What you have to do: Show every line where "Dokumente" occurs.

[Start of Records provided]

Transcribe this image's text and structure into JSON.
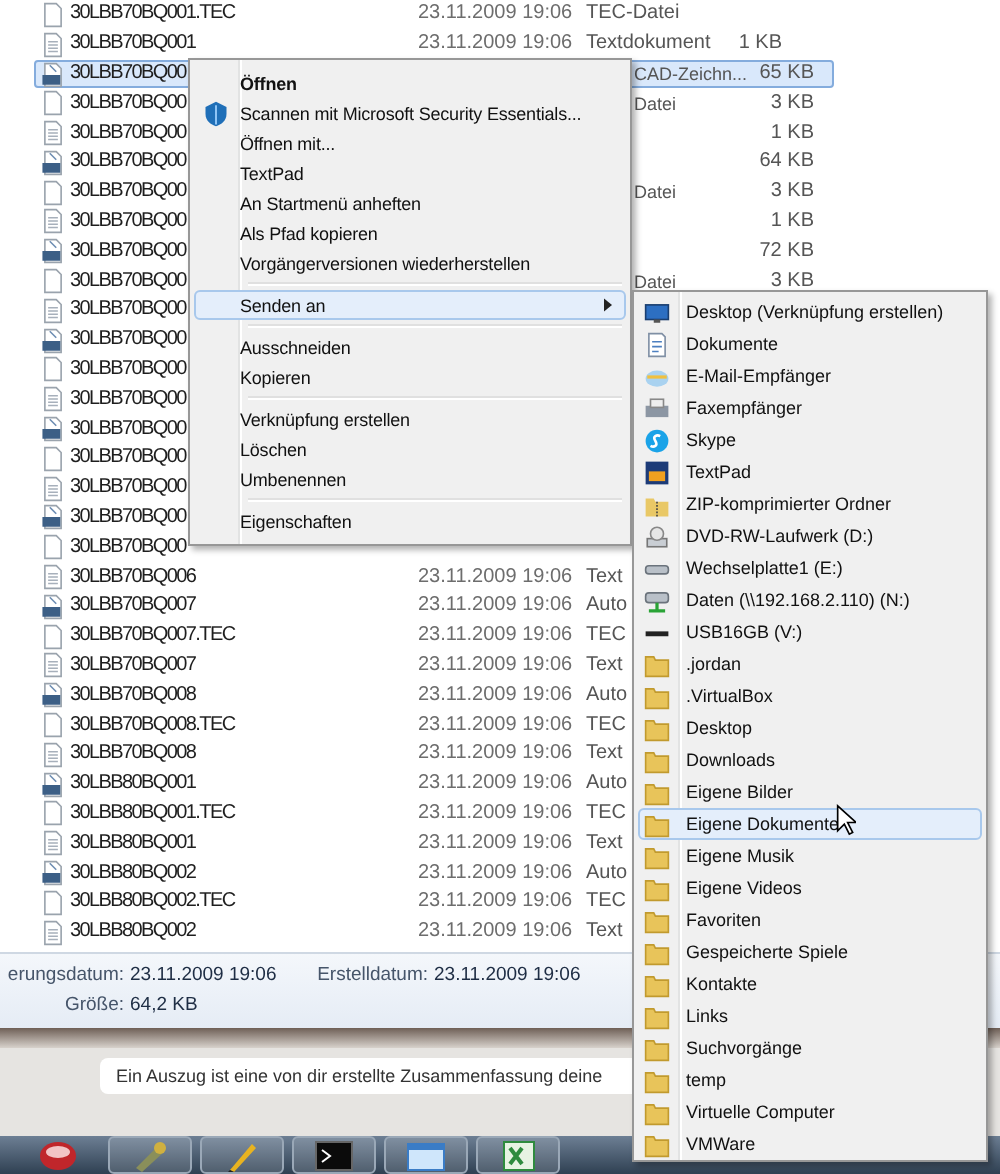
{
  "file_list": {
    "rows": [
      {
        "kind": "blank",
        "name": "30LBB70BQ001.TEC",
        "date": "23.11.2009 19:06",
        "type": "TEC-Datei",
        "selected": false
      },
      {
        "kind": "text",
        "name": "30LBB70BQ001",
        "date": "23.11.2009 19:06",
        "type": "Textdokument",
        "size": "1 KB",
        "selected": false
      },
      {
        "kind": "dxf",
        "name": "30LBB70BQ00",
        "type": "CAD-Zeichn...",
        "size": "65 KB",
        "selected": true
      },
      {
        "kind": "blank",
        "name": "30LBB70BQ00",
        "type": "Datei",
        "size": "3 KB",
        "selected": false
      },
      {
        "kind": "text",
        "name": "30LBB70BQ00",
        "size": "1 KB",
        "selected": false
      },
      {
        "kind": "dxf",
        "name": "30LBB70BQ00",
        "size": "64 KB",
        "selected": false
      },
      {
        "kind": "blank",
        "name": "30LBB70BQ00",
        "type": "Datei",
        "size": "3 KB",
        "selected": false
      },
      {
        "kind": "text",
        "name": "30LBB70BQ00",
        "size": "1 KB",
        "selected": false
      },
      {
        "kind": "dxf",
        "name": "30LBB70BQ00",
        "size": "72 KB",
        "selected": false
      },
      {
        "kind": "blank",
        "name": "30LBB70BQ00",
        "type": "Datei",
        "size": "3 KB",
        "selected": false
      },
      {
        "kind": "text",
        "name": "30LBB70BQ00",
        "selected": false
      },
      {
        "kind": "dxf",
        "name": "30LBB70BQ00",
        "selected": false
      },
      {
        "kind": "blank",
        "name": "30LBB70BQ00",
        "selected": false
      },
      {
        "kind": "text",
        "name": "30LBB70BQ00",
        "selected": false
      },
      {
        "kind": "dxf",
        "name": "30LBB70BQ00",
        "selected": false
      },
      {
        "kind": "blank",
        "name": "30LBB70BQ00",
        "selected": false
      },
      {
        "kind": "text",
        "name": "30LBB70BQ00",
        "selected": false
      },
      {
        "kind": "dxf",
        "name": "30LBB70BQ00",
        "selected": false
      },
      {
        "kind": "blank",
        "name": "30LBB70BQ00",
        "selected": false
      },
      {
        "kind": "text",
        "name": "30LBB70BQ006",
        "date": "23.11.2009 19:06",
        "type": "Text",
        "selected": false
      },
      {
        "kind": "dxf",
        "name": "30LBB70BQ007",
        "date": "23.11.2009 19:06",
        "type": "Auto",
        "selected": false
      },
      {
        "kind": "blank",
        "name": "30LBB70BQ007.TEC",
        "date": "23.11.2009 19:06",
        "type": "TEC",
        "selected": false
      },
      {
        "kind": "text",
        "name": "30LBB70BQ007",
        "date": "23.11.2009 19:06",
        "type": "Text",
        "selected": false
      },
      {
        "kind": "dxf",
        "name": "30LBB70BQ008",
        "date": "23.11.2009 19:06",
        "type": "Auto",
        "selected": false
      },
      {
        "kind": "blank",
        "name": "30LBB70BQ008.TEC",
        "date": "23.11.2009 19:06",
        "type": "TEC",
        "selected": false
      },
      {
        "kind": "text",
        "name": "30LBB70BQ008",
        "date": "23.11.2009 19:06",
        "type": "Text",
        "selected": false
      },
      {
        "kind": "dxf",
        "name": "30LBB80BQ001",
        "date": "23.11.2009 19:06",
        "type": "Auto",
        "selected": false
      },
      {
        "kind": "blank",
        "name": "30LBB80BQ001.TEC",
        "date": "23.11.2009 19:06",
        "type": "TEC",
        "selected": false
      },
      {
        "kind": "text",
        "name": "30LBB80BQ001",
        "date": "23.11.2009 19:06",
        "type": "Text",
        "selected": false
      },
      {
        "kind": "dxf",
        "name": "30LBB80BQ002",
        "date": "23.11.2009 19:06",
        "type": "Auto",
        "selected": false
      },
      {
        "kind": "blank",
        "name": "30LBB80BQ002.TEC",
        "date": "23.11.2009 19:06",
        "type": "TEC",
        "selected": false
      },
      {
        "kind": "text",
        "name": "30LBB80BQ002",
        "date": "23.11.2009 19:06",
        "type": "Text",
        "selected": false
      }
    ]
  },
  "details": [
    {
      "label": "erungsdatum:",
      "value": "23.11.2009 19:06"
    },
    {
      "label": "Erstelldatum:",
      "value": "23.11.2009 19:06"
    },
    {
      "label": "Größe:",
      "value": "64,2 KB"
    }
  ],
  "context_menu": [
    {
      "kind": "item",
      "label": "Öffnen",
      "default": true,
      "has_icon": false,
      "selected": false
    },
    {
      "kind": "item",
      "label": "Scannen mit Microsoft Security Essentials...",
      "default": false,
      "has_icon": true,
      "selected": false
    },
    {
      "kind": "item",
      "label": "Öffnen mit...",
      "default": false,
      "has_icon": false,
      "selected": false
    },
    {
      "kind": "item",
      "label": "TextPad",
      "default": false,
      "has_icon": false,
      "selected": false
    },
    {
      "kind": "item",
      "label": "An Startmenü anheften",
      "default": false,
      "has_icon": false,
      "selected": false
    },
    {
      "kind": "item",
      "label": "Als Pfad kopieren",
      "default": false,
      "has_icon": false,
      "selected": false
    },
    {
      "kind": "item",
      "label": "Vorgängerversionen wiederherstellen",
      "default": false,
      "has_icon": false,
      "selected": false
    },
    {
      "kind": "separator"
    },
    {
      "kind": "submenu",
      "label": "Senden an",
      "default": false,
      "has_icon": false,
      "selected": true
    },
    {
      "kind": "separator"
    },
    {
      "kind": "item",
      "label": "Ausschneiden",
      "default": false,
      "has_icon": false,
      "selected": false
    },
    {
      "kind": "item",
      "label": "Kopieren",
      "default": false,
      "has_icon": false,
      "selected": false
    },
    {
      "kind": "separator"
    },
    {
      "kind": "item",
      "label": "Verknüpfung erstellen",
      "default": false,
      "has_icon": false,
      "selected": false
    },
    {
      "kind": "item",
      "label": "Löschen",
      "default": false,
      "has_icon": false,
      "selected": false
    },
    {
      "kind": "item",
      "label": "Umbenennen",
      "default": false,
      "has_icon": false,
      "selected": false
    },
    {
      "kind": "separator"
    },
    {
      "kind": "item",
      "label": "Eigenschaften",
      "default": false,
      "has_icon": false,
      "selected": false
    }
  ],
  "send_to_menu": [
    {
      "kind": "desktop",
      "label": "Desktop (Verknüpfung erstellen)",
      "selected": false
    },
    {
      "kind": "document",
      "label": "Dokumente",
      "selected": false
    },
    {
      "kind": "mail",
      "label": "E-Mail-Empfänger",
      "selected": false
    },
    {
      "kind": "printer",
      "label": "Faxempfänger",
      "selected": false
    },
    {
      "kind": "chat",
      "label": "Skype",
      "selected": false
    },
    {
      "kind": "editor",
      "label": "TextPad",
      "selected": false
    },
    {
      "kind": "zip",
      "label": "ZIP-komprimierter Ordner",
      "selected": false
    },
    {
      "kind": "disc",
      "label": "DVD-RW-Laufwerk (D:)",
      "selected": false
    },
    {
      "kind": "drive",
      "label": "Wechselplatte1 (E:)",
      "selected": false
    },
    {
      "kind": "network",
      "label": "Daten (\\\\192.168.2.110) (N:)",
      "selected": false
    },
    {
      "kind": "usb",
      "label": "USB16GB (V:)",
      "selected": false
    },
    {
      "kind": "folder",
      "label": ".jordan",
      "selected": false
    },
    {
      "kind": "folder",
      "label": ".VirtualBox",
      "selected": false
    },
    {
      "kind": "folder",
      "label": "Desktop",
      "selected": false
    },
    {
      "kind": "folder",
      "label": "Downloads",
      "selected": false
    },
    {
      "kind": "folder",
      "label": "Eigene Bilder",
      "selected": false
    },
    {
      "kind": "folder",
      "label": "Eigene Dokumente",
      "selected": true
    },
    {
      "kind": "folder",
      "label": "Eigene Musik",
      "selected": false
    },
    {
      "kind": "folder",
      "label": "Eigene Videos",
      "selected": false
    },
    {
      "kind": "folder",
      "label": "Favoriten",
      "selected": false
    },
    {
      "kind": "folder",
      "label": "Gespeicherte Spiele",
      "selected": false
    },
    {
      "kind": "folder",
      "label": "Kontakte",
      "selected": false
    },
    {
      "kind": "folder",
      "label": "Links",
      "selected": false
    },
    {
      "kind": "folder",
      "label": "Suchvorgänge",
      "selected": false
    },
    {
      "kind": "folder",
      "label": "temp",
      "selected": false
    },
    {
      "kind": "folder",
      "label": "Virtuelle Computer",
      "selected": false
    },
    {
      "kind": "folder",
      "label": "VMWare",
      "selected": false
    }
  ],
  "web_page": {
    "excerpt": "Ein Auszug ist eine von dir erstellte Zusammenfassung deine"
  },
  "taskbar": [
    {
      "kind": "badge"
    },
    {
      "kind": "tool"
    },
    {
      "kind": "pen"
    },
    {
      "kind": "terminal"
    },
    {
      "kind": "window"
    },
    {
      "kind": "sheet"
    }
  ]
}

[End of Records provided]

Answer to the task:
      "label": "Dokumente",
      "label": "Eigene Dokumente",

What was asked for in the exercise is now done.